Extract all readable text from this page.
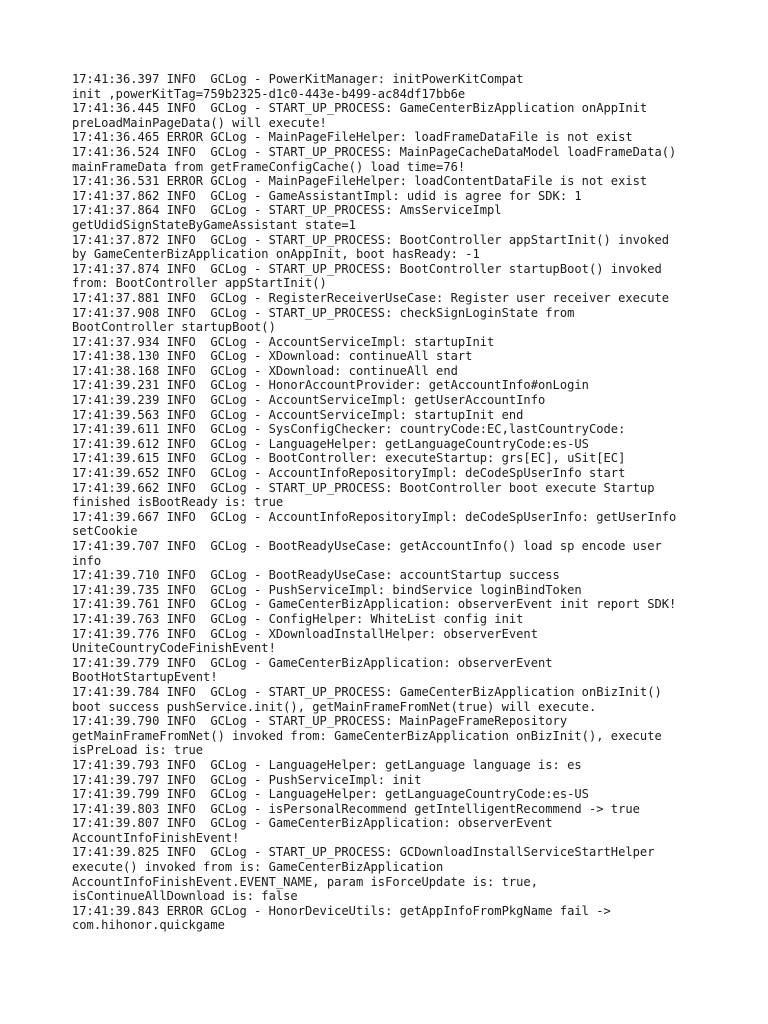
17:41:36.397 INFO  GCLog - PowerKitManager: initPowerKitCompat
init ,powerKitTag=759b2325-d1c0-443e-b499-ac84df17bb6e
17:41:36.445 INFO  GCLog - START_UP_PROCESS: GameCenterBizApplication onAppInit
preLoadMainPageData() will execute!
17:41:36.465 ERROR GCLog - MainPageFileHelper: loadFrameDataFile is not exist
17:41:36.524 INFO  GCLog - START_UP_PROCESS: MainPageCacheDataModel loadFrameData()
mainFrameData from getFrameConfigCache() load time=76!
17:41:36.531 ERROR GCLog - MainPageFileHelper: loadContentDataFile is not exist
17:41:37.862 INFO  GCLog - GameAssistantImpl: udid is agree for SDK: 1
17:41:37.864 INFO  GCLog - START_UP_PROCESS: AmsServiceImpl
getUdidSignStateByGameAssistant state=1
17:41:37.872 INFO  GCLog - START_UP_PROCESS: BootController appStartInit() invoked
by GameCenterBizApplication onAppInit, boot hasReady: -1
17:41:37.874 INFO  GCLog - START_UP_PROCESS: BootController startupBoot() invoked
from: BootController appStartInit()
17:41:37.881 INFO  GCLog - RegisterReceiverUseCase: Register user receiver execute
17:41:37.908 INFO  GCLog - START_UP_PROCESS: checkSignLoginState from
BootController startupBoot()
17:41:37.934 INFO  GCLog - AccountServiceImpl: startupInit
17:41:38.130 INFO  GCLog - XDownload: continueAll start
17:41:38.168 INFO  GCLog - XDownload: continueAll end
17:41:39.231 INFO  GCLog - HonorAccountProvider: getAccountInfo#onLogin
17:41:39.239 INFO  GCLog - AccountServiceImpl: getUserAccountInfo
17:41:39.563 INFO  GCLog - AccountServiceImpl: startupInit end
17:41:39.611 INFO  GCLog - SysConfigChecker: countryCode:EC,lastCountryCode:
17:41:39.612 INFO  GCLog - LanguageHelper: getLanguageCountryCode:es-US
17:41:39.615 INFO  GCLog - BootController: executeStartup: grs[EC], uSit[EC]
17:41:39.652 INFO  GCLog - AccountInfoRepositoryImpl: deCodeSpUserInfo start
17:41:39.662 INFO  GCLog - START_UP_PROCESS: BootController boot execute Startup
finished isBootReady is: true
17:41:39.667 INFO  GCLog - AccountInfoRepositoryImpl: deCodeSpUserInfo: getUserInfo
setCookie
17:41:39.707 INFO  GCLog - BootReadyUseCase: getAccountInfo() load sp encode user
info
17:41:39.710 INFO  GCLog - BootReadyUseCase: accountStartup success
17:41:39.735 INFO  GCLog - PushServiceImpl: bindService loginBindToken
17:41:39.761 INFO  GCLog - GameCenterBizApplication: observerEvent init report SDK!
17:41:39.763 INFO  GCLog - ConfigHelper: WhiteList config init
17:41:39.776 INFO  GCLog - XDownloadInstallHelper: observerEvent
UniteCountryCodeFinishEvent!
17:41:39.779 INFO  GCLog - GameCenterBizApplication: observerEvent
BootHotStartupEvent!
17:41:39.784 INFO  GCLog - START_UP_PROCESS: GameCenterBizApplication onBizInit()
boot success pushService.init(), getMainFrameFromNet(true) will execute.
17:41:39.790 INFO  GCLog - START_UP_PROCESS: MainPageFrameRepository
getMainFrameFromNet() invoked from: GameCenterBizApplication onBizInit(), execute
isPreLoad is: true
17:41:39.793 INFO  GCLog - LanguageHelper: getLanguage language is: es
17:41:39.797 INFO  GCLog - PushServiceImpl: init
17:41:39.799 INFO  GCLog - LanguageHelper: getLanguageCountryCode:es-US
17:41:39.803 INFO  GCLog - isPersonalRecommend getIntelligentRecommend -> true
17:41:39.807 INFO  GCLog - GameCenterBizApplication: observerEvent
AccountInfoFinishEvent!
17:41:39.825 INFO  GCLog - START_UP_PROCESS: GCDownloadInstallServiceStartHelper
execute() invoked from is: GameCenterBizApplication
AccountInfoFinishEvent.EVENT_NAME, param isForceUpdate is: true,
isContinueAllDownload is: false
17:41:39.843 ERROR GCLog - HonorDeviceUtils: getAppInfoFromPkgName fail ->
com.hihonor.quickgame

* * * * * * * * *

* Direction
Scan the material line by line and report each one that contains "onAppInit".

* Solution for this problem
17:41:36.445 INFO  GCLog - START_UP_PROCESS: GameCenterBizApplication onAppInit
by GameCenterBizApplication onAppInit, boot hasReady: -1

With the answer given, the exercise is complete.